→ **Do this**
Consider the data that follows and state how many lines contain the string "color", using the number alone.

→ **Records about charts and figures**
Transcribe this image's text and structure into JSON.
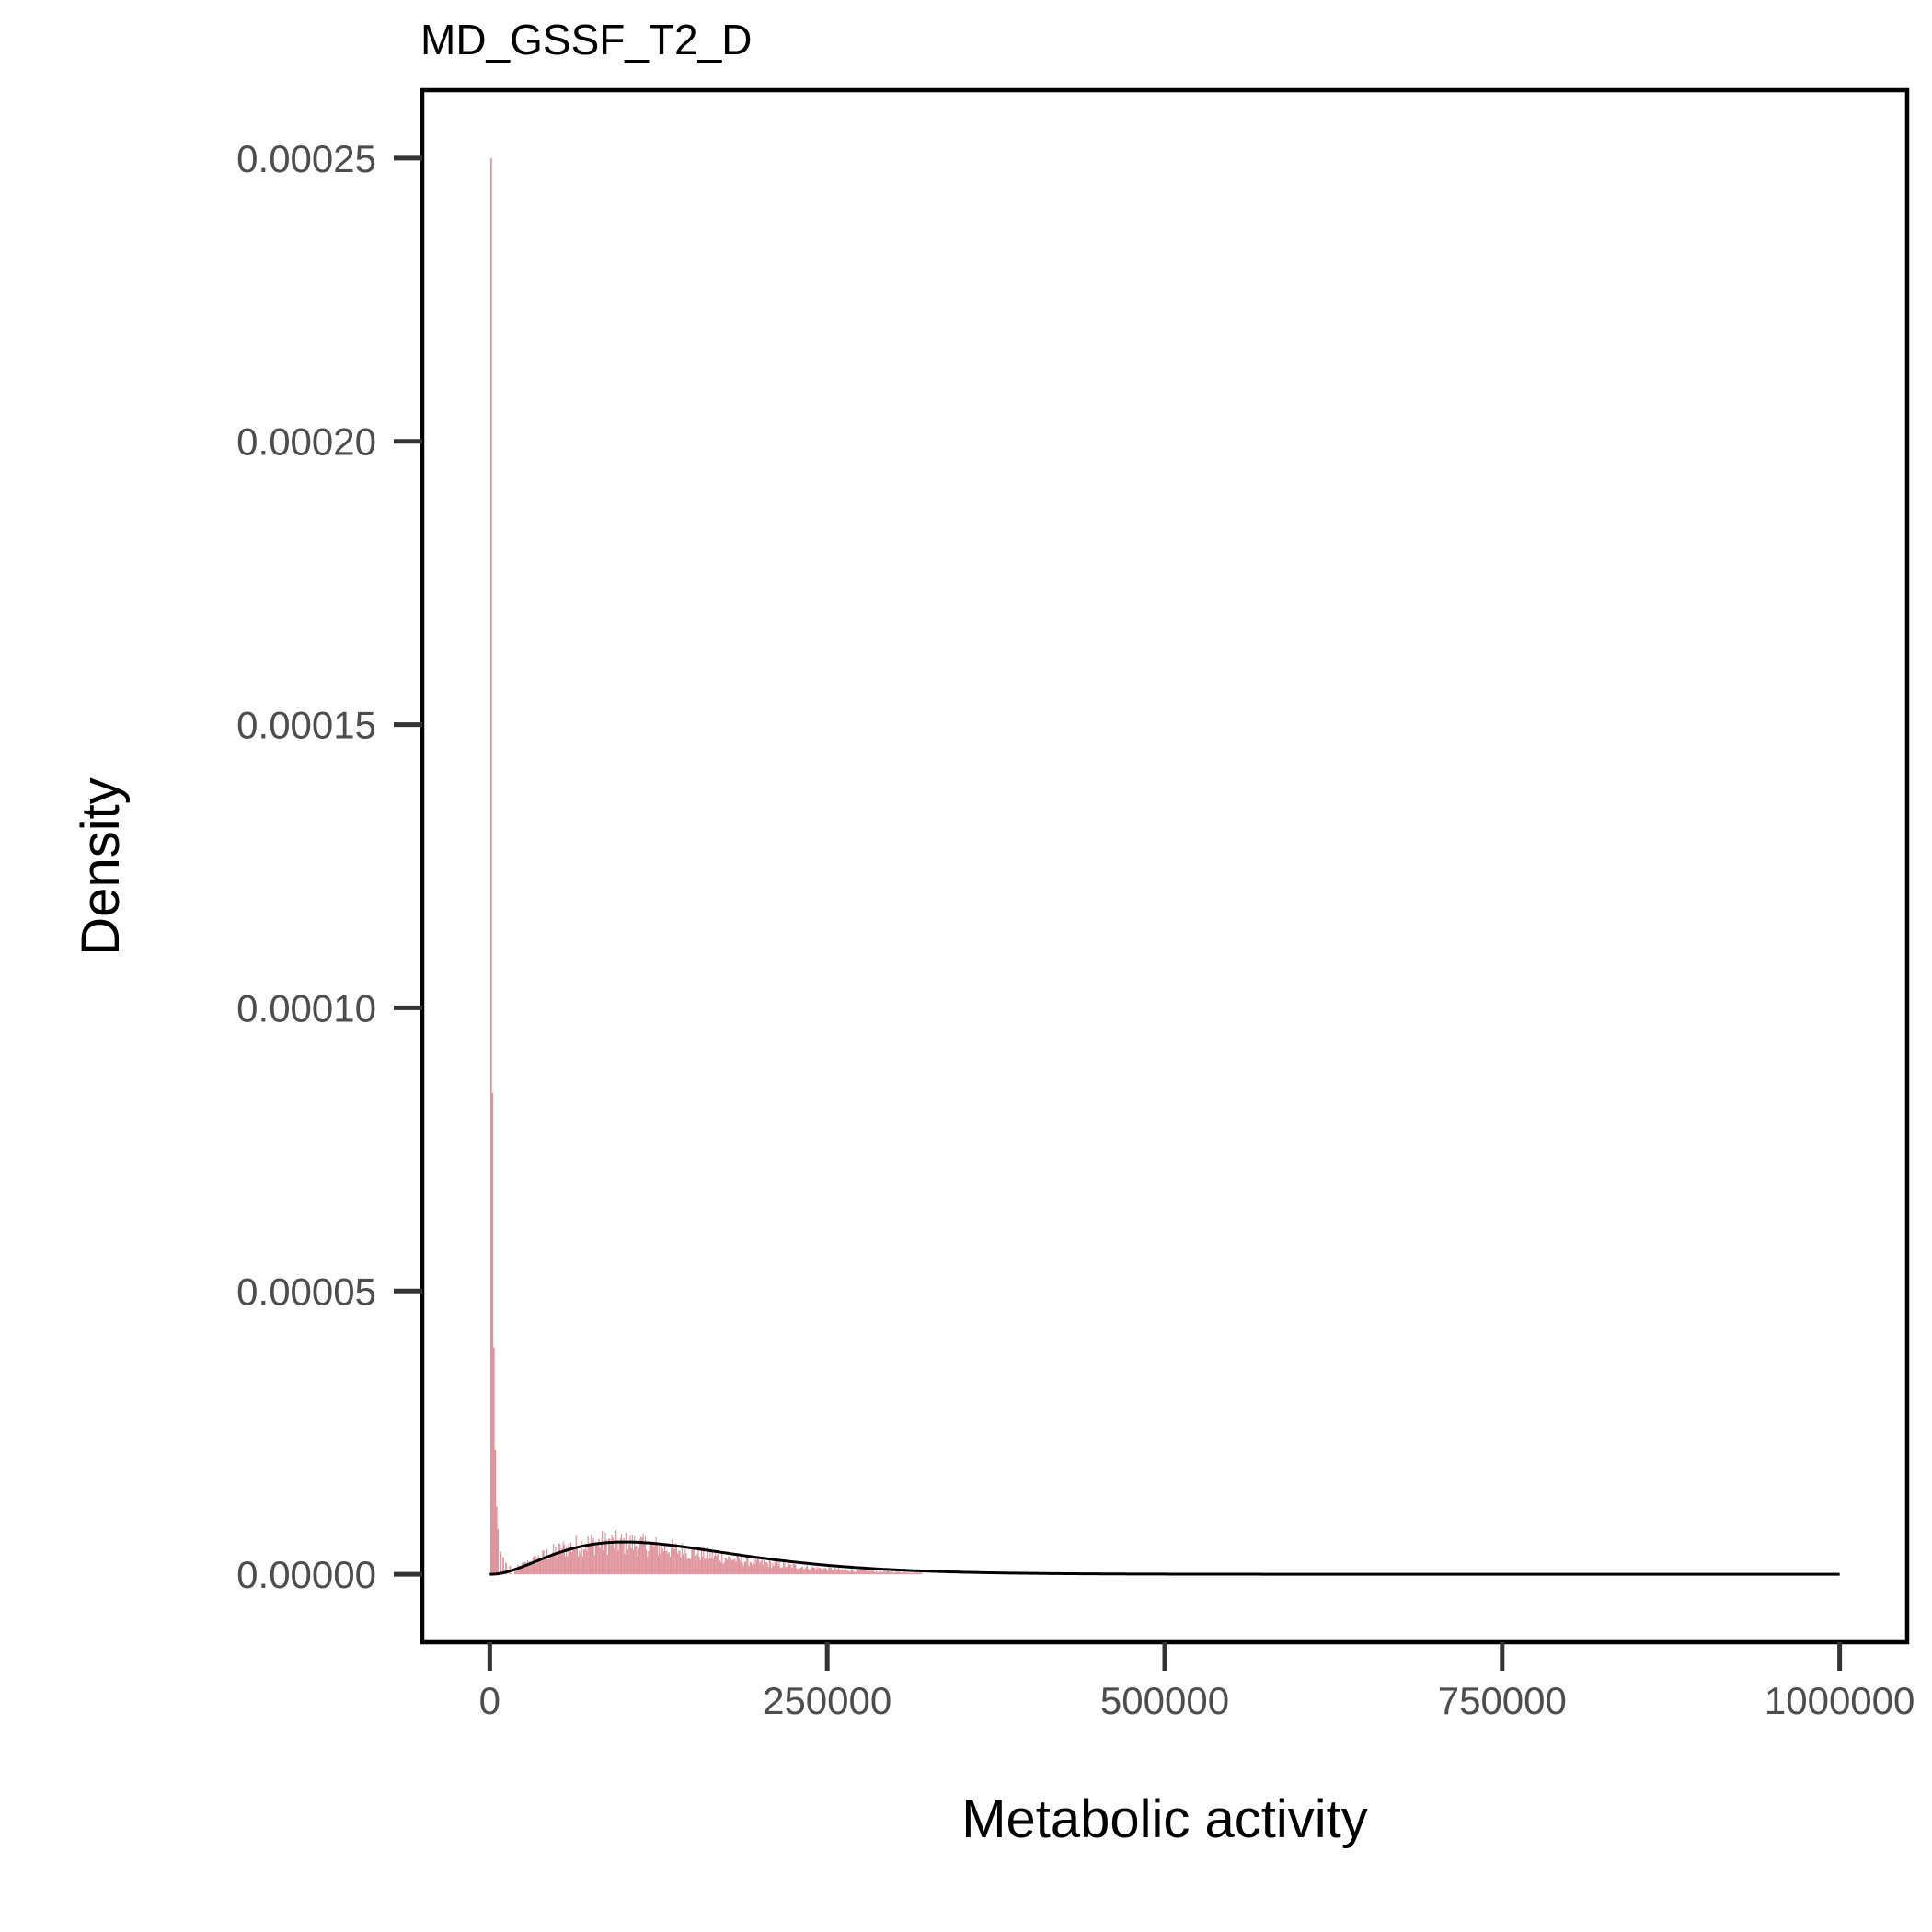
{
  "chart_data": {
    "type": "histogram",
    "title": "MD_GSSF_T2_D",
    "xlabel": "Metabolic activity",
    "ylabel": "Density",
    "xlim": [
      -50000,
      1050000
    ],
    "ylim": [
      -1.2e-05,
      0.000262
    ],
    "x_ticks": [
      0,
      250000,
      500000,
      750000,
      1000000
    ],
    "x_tick_labels": [
      "0",
      "250000",
      "500000",
      "750000",
      "1000000"
    ],
    "y_ticks": [
      0,
      5e-05,
      0.0001,
      0.00015,
      0.0002,
      0.00025
    ],
    "y_tick_labels": [
      "0.00000",
      "0.00005",
      "0.00010",
      "0.00015",
      "0.00020",
      "0.00025"
    ],
    "grid": false,
    "series": [
      {
        "kind": "histogram",
        "color": "#e0959d",
        "spike_bins": [
          {
            "x": 1000,
            "y": 0.00025
          },
          {
            "x": 2000,
            "y": 8.5e-05
          },
          {
            "x": 3000,
            "y": 4e-05
          },
          {
            "x": 4000,
            "y": 2.2e-05
          },
          {
            "x": 5000,
            "y": 1.2e-05
          },
          {
            "x": 6000,
            "y": 8e-06
          },
          {
            "x": 8000,
            "y": 4e-06
          },
          {
            "x": 10000,
            "y": 3e-06
          },
          {
            "x": 12000,
            "y": 2e-06
          },
          {
            "x": 15000,
            "y": 1.5e-06
          }
        ],
        "bulk": {
          "shape": "gamma-like",
          "mode": 88000,
          "peak_density": 5.6e-06,
          "extent": [
            18000,
            320000
          ]
        }
      },
      {
        "kind": "density-curve",
        "color": "#000000",
        "distribution": "gamma",
        "shape": 3.2,
        "scale": 45500,
        "x_range": [
          0,
          1000000
        ]
      }
    ]
  }
}
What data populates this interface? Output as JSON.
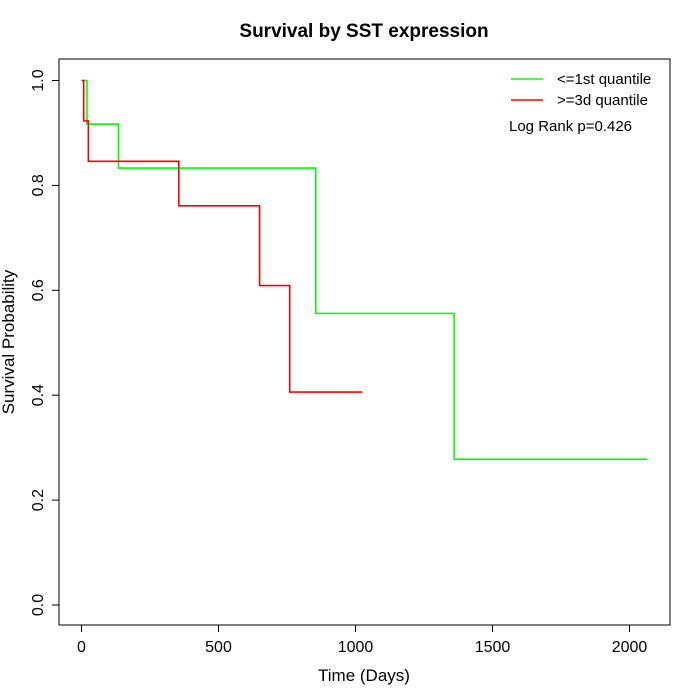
{
  "chart_data": {
    "type": "line",
    "title": "Survival by SST expression",
    "xlabel": "Time (Days)",
    "ylabel": "Survival Probability",
    "xlim": [
      0,
      2070
    ],
    "ylim": [
      0,
      1
    ],
    "x_ticks": [
      0,
      500,
      1000,
      1500,
      2000
    ],
    "x_tick_labels": [
      "0",
      "500",
      "1000",
      "1500",
      "2000"
    ],
    "y_ticks": [
      0,
      0.2,
      0.4,
      0.6,
      0.8,
      1.0
    ],
    "y_tick_labels": [
      "0.0",
      "0.2",
      "0.4",
      "0.6",
      "0.8",
      "1.0"
    ],
    "grid": false,
    "legend_position": "top-right",
    "annotation": "Log Rank p=0.426",
    "series": [
      {
        "name": "<=1st quantile",
        "color": "#00ff00",
        "step": true,
        "x": [
          0,
          20,
          135,
          855,
          1360,
          2065
        ],
        "y": [
          1.0,
          0.917,
          0.833,
          0.556,
          0.278,
          0.278
        ]
      },
      {
        "name": ">=3d quantile",
        "color": "#ff0000",
        "step": true,
        "x": [
          0,
          8,
          25,
          355,
          650,
          760,
          1025
        ],
        "y": [
          1.0,
          0.923,
          0.846,
          0.761,
          0.609,
          0.406,
          0.406
        ]
      }
    ]
  }
}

→ **Task output**
4